Stored items from the dataset
○ ○ ○ ○

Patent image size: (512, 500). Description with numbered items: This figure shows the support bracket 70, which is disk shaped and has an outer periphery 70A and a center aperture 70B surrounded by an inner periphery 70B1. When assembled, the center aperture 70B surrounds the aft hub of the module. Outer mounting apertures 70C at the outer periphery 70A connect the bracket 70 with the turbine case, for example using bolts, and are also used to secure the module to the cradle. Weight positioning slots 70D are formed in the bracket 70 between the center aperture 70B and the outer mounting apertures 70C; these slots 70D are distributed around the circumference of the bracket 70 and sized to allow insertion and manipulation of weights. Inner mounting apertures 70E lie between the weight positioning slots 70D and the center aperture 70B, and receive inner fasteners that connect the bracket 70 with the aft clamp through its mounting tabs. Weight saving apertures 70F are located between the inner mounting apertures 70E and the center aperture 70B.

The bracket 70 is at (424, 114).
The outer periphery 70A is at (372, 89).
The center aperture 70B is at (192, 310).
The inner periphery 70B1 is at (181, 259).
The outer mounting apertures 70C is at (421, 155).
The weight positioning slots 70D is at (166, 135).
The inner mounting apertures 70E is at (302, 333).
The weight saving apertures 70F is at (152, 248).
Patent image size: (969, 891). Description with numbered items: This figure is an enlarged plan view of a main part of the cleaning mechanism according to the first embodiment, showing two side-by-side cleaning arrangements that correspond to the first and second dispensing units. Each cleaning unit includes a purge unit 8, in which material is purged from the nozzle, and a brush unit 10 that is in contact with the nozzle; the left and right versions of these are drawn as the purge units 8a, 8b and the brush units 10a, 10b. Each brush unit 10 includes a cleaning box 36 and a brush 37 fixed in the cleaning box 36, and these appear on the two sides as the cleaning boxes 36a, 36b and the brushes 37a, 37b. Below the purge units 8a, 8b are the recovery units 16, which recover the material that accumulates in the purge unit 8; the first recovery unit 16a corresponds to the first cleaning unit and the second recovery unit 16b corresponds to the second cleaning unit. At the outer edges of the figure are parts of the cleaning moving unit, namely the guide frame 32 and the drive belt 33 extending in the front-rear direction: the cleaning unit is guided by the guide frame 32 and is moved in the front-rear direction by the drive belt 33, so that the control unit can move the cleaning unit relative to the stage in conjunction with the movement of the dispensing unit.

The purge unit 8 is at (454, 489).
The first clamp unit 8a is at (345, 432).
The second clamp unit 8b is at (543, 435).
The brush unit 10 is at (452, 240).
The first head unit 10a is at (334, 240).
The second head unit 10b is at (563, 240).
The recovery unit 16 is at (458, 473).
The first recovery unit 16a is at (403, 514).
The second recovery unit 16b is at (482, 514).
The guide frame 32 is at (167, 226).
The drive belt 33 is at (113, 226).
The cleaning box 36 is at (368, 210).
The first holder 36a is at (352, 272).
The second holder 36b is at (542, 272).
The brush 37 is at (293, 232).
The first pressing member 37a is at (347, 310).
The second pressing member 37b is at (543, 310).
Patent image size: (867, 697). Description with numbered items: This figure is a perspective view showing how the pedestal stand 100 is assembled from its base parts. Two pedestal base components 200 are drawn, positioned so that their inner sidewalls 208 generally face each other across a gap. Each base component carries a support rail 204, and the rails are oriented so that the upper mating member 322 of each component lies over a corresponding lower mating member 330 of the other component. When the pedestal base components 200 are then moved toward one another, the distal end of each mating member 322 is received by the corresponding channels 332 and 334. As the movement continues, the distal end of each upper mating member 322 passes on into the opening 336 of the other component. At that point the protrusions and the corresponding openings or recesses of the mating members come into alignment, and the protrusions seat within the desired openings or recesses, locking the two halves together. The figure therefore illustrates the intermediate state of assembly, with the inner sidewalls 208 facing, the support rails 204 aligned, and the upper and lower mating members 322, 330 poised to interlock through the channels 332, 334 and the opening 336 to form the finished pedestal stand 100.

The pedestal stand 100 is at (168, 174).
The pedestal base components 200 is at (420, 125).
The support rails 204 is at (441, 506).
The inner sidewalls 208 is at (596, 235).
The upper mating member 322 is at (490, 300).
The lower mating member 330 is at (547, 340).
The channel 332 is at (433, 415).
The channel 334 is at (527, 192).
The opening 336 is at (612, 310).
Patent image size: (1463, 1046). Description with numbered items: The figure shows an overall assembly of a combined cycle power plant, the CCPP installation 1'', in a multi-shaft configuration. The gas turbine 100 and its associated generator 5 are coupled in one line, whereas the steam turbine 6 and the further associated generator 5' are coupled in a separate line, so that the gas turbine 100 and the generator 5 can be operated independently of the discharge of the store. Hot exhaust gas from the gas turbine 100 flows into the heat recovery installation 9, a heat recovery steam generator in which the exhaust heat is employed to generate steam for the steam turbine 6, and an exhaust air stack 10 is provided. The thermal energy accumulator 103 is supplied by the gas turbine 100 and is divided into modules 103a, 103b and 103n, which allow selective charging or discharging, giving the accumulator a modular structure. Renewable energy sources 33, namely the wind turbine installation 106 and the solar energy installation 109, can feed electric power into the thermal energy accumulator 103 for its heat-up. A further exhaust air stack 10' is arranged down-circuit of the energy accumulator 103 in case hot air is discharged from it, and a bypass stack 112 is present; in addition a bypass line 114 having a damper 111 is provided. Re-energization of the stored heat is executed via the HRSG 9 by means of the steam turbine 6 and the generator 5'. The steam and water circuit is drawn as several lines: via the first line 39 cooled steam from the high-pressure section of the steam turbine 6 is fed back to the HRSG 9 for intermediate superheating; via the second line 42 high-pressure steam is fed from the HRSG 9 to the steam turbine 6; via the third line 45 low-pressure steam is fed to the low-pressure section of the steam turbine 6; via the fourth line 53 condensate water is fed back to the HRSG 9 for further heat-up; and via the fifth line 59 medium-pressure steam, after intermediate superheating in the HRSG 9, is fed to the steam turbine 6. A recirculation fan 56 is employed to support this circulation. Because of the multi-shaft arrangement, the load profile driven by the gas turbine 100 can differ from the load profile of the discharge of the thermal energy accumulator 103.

○ ○ ○ ○

» **GIVEN EXERCISE**:
Can you rewrite all of the material above as a numbered list, one item per line, with the blank lines dropped?

» **THE OUTPUT**:
1. Patent image size: (512, 500). Description with numbered items: This figure shows the support bracket 70, which is disk shaped and has an outer periphery 70A and a center aperture 70B surrounded by an inner periphery 70B1. When assembled, the center aperture 70B surrounds the aft hub of the module. Outer mounting apertures 70C at the outer periphery 70A connect the bracket 70 with the turbine case, for example using bolts, and are also used to secure the module to the cradle. Weight positioning slots 70D are formed in the bracket 70 between the center aperture 70B and the outer mounting apertures 70C; these slots 70D are distributed around the circumference of the bracket 70 and sized to allow insertion and manipulation of weights. Inner mounting apertures 70E lie between the weight positioning slots 70D and the center aperture 70B, and receive inner fasteners that connect the bracket 70 with the aft clamp through its mounting tabs. Weight saving apertures 70F are located between the inner mounting apertures 70E and the center aperture 70B.
2. The bracket 70 is at (424, 114).
3. The outer periphery 70A is at (372, 89).
4. The center aperture 70B is at (192, 310).
5. The inner periphery 70B1 is at (181, 259).
6. The outer mounting apertures 70C is at (421, 155).
7. The weight positioning slots 70D is at (166, 135).
8. The inner mounting apertures 70E is at (302, 333).
9. The weight saving apertures 70F is at (152, 248).
10. Patent image size: (969, 891). Description with numbered items: This figure is an enlarged plan view of a main part of the cleaning mechanism according to the first embodiment, showing two side-by-side cleaning arrangements that correspond to the first and second dispensing units. Each cleaning unit includes a purge unit 8, in which material is purged from the nozzle, and a brush unit 10 that is in contact with the nozzle; the left and right versions of these are drawn as the purge units 8a, 8b and the brush units 10a, 10b. Each brush unit 10 includes a cleaning box 36 and a brush 37 fixed in the cleaning box 36, and these appear on the two sides as the cleaning boxes 36a, 36b and the brushes 37a, 37b. Below the purge units 8a, 8b are the recovery units 16, which recover the material that accumulates in the purge unit 8; the first recovery unit 16a corresponds to the first cleaning unit and the second recovery unit 16b corresponds to the second cleaning unit. At the outer edges of the figure are parts of the cleaning moving unit, namely the guide frame 32 and the drive belt 33 extending in the front-rear direction: the cleaning unit is guided by the guide frame 32 and is moved in the front-rear direction by the drive belt 33, so that the control unit can move the cleaning unit relative to the stage in conjunction with the movement of the dispensing unit.
11. The purge unit 8 is at (454, 489).
12. The first clamp unit 8a is at (345, 432).
13. The second clamp unit 8b is at (543, 435).
14. The brush unit 10 is at (452, 240).
15. The first head unit 10a is at (334, 240).
16. The second head unit 10b is at (563, 240).
17. The recovery unit 16 is at (458, 473).
18. The first recovery unit 16a is at (403, 514).
19. The second recovery unit 16b is at (482, 514).
20. The guide frame 32 is at (167, 226).
21. The drive belt 33 is at (113, 226).
22. The cleaning box 36 is at (368, 210).
23. The first holder 36a is at (352, 272).
24. The second holder 36b is at (542, 272).
25. The brush 37 is at (293, 232).
26. The first pressing member 37a is at (347, 310).
27. The second pressing member 37b is at (543, 310).
28. Patent image size: (867, 697). Description with numbered items: This figure is a perspective view showing how the pedestal stand 100 is assembled from its base parts. Two pedestal base components 200 are drawn, positioned so that their inner sidewalls 208 generally face each other across a gap. Each base component carries a support rail 204, and the rails are oriented so that the upper mating member 322 of each component lies over a corresponding lower mating member 330 of the other component. When the pedestal base components 200 are then moved toward one another, the distal end of each mating member 322 is received by the corresponding channels 332 and 334. As the movement continues, the distal end of each upper mating member 322 passes on into the opening 336 of the other component. At that point the protrusions and the corresponding openings or recesses of the mating members come into alignment, and the protrusions seat within the desired openings or recesses, locking the two halves together. The figure therefore illustrates the intermediate state of assembly, with the inner sidewalls 208 facing, the support rails 204 aligned, and the upper and lower mating members 322, 330 poised to interlock through the channels 332, 334 and the opening 336 to form the finished pedestal stand 100.
29. The pedestal stand 100 is at (168, 174).
30. The pedestal base components 200 is at (420, 125).
31. The support rails 204 is at (441, 506).
32. The inner sidewalls 208 is at (596, 235).
33. The upper mating member 322 is at (490, 300).
34. The lower mating member 330 is at (547, 340).
35. The channel 332 is at (433, 415).
36. The channel 334 is at (527, 192).
37. The opening 336 is at (612, 310).
38. Patent image size: (1463, 1046). Description with numbered items: The figure shows an overall assembly of a combined cycle power plant, the CCPP installation 1'', in a multi-shaft configuration. The gas turbine 100 and its associated generator 5 are coupled in one line, whereas the steam turbine 6 and the further associated generator 5' are coupled in a separate line, so that the gas turbine 100 and the generator 5 can be operated independently of the discharge of the store. Hot exhaust gas from the gas turbine 100 flows into the heat recovery installation 9, a heat recovery steam generator in which the exhaust heat is employed to generate steam for the steam turbine 6, and an exhaust air stack 10 is provided. The thermal energy accumulator 103 is supplied by the gas turbine 100 and is divided into modules 103a, 103b and 103n, which allow selective charging or discharging, giving the accumulator a modular structure. Renewable energy sources 33, namely the wind turbine installation 106 and the solar energy installation 109, can feed electric power into the thermal energy accumulator 103 for its heat-up. A further exhaust air stack 10' is arranged down-circuit of the energy accumulator 103 in case hot air is discharged from it, and a bypass stack 112 is present; in addition a bypass line 114 having a damper 111 is provided. Re-energization of the stored heat is executed via the HRSG 9 by means of the steam turbine 6 and the generator 5'. The steam and water circuit is drawn as several lines: via the first line 39 cooled steam from the high-pressure section of the steam turbine 6 is fed back to the HRSG 9 for intermediate superheating; via the second line 42 high-pressure steam is fed from the HRSG 9 to the steam turbine 6; via the third line 45 low-pressure steam is fed to the low-pressure section of the steam turbine 6; via the fourth line 53 condensate water is fed back to the HRSG 9 for further heat-up; and via the fifth line 59 medium-pressure steam, after intermediate superheating in the HRSG 9, is fed to the steam turbine 6. A recirculation fan 56 is employed to support this circulation. Because of the multi-shaft arrangement, the load profile driven by the gas turbine 100 can differ from the load profile of the discharge of the thermal energy accumulator 103.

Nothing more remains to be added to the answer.